SET EXERCISE:
Your task is to copy the listing exactly. Drop any pictures from the copy.
## start INPUT DATA
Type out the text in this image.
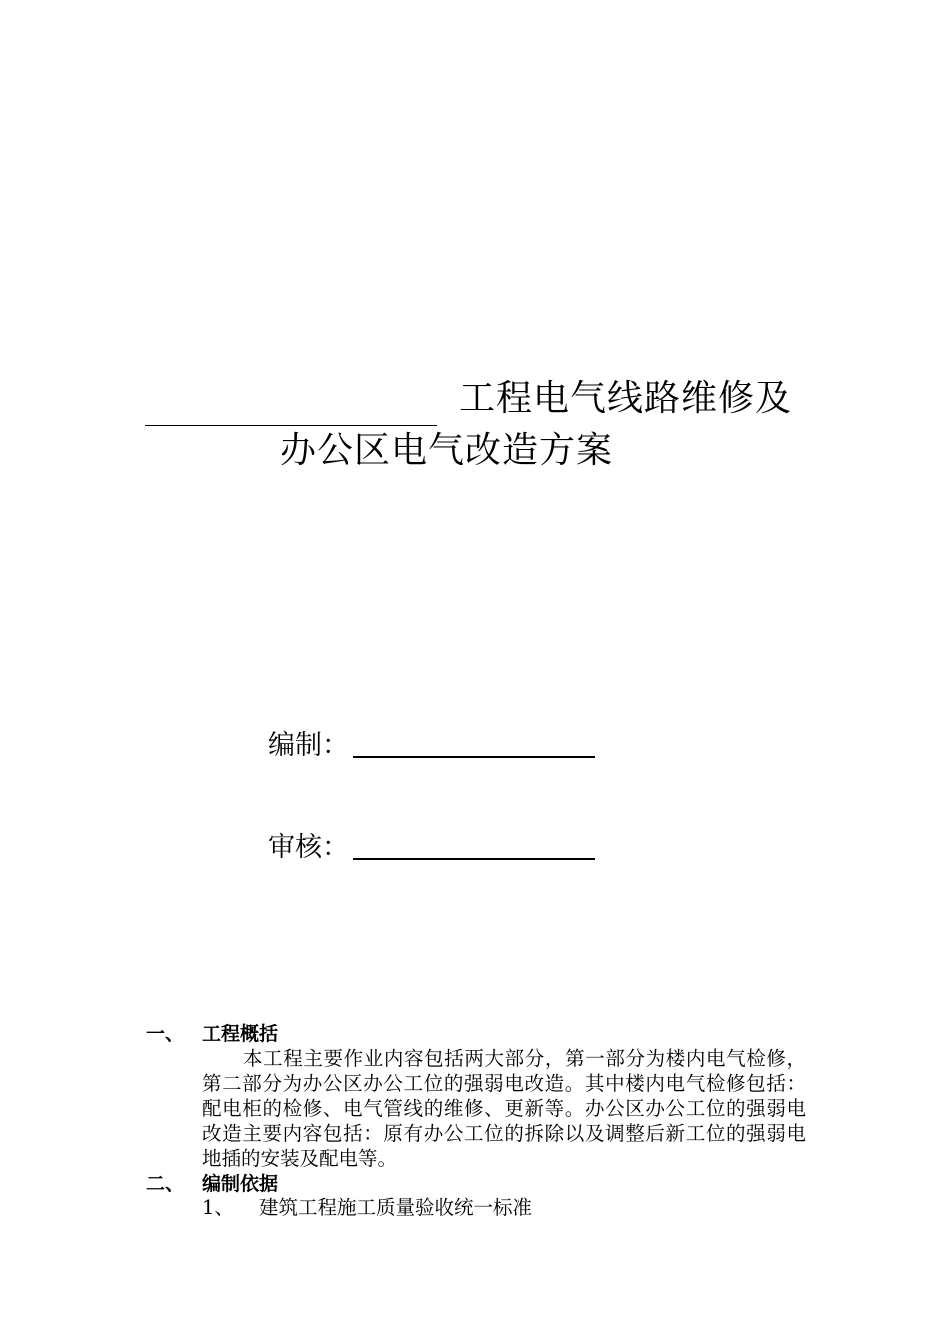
工程电气线路维修及
办公区电气改造方案
编制：
审核：
一、 工程概括
本工程主要作业内容包括两大部分，第一部分为楼内电气检修，第二部分为办公区办公工位的强弱电改造。其中楼内电气检修包括：配电柜的检修、电气管线的维修、更新等。办公区办公工位的强弱电改造主要内容包括：原有办公工位的拆除以及调整后新工位的强弱电地插的安装及配电等。
二、 编制依据
1、	建筑工程施工质量验收统一标准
## end INPUT DATA
RESPONSE BELOW:
Type out the text in this image.
工程电气线路维修及
办公区电气改造方案
编制：
审核：
一、 工程概括
本工程主要作业内容包括两大部分，第一部分为楼内电气检修，第二部分为办公区办公工位的强弱电改造。其中楼内电气检修包括：配电柜的检修、电气管线的维修、更新等。办公区办公工位的强弱电改造主要内容包括：原有办公工位的拆除以及调整后新工位的强弱电地插的安装及配电等。
二、 编制依据
1、	建筑工程施工质量验收统一标准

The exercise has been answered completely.